DIRECTIONS FOR THIS TASK: Select and reproduce each line of the listing below that bears the string "describing".

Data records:

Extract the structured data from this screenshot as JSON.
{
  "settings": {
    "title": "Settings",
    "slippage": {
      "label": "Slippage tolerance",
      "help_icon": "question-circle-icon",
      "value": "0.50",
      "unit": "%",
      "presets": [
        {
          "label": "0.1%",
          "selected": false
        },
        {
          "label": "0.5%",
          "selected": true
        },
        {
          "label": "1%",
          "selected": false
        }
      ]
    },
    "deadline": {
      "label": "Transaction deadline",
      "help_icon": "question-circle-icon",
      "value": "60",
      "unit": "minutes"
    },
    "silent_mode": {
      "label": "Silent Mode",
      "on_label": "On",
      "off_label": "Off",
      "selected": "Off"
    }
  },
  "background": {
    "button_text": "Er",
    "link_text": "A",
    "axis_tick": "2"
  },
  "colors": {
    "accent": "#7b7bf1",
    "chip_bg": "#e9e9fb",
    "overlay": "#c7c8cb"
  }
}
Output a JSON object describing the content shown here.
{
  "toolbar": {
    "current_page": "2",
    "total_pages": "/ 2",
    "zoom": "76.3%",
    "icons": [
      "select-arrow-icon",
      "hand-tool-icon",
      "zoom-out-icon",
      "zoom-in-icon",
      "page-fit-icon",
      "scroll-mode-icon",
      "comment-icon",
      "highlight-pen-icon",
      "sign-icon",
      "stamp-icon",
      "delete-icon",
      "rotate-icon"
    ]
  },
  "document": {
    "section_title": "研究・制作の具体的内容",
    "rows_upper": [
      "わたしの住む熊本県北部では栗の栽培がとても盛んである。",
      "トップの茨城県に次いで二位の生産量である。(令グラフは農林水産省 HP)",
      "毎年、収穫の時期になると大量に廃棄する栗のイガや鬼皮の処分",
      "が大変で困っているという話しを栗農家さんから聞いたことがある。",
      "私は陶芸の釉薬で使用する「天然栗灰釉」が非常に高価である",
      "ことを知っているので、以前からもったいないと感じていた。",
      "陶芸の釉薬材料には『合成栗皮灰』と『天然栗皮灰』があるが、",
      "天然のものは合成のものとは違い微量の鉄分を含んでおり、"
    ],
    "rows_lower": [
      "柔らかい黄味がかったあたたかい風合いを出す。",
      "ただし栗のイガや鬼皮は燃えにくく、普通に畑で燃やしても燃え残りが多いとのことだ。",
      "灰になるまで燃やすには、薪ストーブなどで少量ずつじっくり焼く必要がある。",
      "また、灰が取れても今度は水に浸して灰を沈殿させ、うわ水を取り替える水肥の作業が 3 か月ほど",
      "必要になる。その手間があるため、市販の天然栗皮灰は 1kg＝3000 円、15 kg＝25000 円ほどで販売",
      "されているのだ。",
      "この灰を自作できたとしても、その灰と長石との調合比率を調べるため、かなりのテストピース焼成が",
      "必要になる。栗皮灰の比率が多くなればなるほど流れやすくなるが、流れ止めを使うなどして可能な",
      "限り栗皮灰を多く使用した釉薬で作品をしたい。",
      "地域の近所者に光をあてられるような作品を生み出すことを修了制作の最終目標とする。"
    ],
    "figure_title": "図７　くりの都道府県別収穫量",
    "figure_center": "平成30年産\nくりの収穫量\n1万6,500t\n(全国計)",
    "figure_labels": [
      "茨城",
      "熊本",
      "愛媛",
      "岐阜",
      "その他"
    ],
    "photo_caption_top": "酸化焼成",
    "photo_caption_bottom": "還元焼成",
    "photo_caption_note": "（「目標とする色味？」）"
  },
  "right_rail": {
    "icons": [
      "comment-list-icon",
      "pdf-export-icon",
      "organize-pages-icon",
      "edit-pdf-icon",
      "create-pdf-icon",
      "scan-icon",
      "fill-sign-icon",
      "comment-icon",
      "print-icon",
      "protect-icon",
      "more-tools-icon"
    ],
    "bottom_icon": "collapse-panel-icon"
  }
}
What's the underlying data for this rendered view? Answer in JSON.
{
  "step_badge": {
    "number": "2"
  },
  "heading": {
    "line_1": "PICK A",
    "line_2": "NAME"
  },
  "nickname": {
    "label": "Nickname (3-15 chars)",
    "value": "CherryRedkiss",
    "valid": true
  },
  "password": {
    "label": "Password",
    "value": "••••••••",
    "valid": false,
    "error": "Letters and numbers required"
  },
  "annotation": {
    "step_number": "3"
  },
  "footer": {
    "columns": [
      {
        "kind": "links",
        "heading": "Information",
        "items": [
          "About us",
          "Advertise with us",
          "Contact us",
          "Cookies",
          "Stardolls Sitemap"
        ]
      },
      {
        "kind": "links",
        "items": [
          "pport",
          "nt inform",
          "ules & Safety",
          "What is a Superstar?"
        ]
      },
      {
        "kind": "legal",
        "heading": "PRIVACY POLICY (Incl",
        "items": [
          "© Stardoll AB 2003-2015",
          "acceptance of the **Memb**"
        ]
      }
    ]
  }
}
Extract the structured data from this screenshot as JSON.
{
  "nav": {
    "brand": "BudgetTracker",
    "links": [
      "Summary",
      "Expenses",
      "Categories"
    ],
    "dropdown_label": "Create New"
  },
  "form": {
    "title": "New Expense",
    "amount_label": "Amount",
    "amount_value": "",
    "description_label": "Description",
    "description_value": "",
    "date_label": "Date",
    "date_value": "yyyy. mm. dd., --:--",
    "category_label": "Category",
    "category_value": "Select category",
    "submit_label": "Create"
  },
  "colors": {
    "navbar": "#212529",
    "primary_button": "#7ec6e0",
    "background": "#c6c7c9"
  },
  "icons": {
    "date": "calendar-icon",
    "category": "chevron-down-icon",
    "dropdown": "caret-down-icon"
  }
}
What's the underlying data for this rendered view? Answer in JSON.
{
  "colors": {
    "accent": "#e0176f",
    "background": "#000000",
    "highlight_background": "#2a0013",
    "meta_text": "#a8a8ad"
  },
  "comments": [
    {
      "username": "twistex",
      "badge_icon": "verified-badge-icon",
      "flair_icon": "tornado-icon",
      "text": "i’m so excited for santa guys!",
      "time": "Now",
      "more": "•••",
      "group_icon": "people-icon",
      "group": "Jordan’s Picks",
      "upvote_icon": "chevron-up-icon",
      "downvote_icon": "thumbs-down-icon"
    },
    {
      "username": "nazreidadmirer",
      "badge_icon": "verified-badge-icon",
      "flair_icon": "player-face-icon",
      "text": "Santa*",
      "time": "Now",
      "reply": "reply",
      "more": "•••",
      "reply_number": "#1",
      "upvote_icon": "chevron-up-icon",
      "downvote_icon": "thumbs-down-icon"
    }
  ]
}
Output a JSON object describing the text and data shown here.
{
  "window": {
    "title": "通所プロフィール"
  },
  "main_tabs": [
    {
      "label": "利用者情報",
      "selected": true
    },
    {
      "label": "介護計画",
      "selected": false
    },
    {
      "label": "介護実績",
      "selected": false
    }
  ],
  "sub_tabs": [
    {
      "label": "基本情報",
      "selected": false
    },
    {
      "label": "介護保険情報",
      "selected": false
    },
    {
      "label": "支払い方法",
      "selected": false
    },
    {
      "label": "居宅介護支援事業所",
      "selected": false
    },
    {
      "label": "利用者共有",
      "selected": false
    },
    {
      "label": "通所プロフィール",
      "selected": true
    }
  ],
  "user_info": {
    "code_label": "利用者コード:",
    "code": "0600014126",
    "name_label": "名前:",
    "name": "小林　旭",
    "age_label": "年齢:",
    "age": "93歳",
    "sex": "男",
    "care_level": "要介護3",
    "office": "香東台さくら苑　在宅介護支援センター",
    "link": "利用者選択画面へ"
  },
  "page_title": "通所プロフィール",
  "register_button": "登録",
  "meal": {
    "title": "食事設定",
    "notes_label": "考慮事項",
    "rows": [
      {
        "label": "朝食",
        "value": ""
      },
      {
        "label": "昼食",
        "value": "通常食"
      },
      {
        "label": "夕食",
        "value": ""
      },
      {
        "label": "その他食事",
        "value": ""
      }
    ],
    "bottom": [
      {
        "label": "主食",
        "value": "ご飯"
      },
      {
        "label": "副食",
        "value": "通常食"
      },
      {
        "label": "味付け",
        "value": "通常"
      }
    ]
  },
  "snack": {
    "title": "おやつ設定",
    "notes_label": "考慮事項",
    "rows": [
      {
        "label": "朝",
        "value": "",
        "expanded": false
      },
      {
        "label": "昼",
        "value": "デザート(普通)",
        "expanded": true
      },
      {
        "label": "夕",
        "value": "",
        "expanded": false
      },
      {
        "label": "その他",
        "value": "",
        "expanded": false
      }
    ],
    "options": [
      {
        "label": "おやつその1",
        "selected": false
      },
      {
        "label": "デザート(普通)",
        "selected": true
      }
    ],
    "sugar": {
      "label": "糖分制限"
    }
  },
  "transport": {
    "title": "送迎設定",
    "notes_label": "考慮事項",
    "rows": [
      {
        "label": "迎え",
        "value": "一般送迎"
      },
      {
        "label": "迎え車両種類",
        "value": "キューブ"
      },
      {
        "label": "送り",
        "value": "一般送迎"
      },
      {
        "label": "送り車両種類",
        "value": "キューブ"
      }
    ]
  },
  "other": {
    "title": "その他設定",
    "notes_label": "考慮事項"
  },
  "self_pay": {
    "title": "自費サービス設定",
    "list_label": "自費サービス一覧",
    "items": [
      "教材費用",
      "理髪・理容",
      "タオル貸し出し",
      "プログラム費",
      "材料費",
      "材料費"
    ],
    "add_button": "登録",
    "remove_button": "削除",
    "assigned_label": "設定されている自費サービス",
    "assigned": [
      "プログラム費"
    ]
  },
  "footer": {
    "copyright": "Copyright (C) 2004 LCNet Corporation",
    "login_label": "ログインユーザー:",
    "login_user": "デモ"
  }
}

RESPONSE TO THE TASK:
Output a JSON object describing the content shown here.
Output a JSON object describing the text and data shown here.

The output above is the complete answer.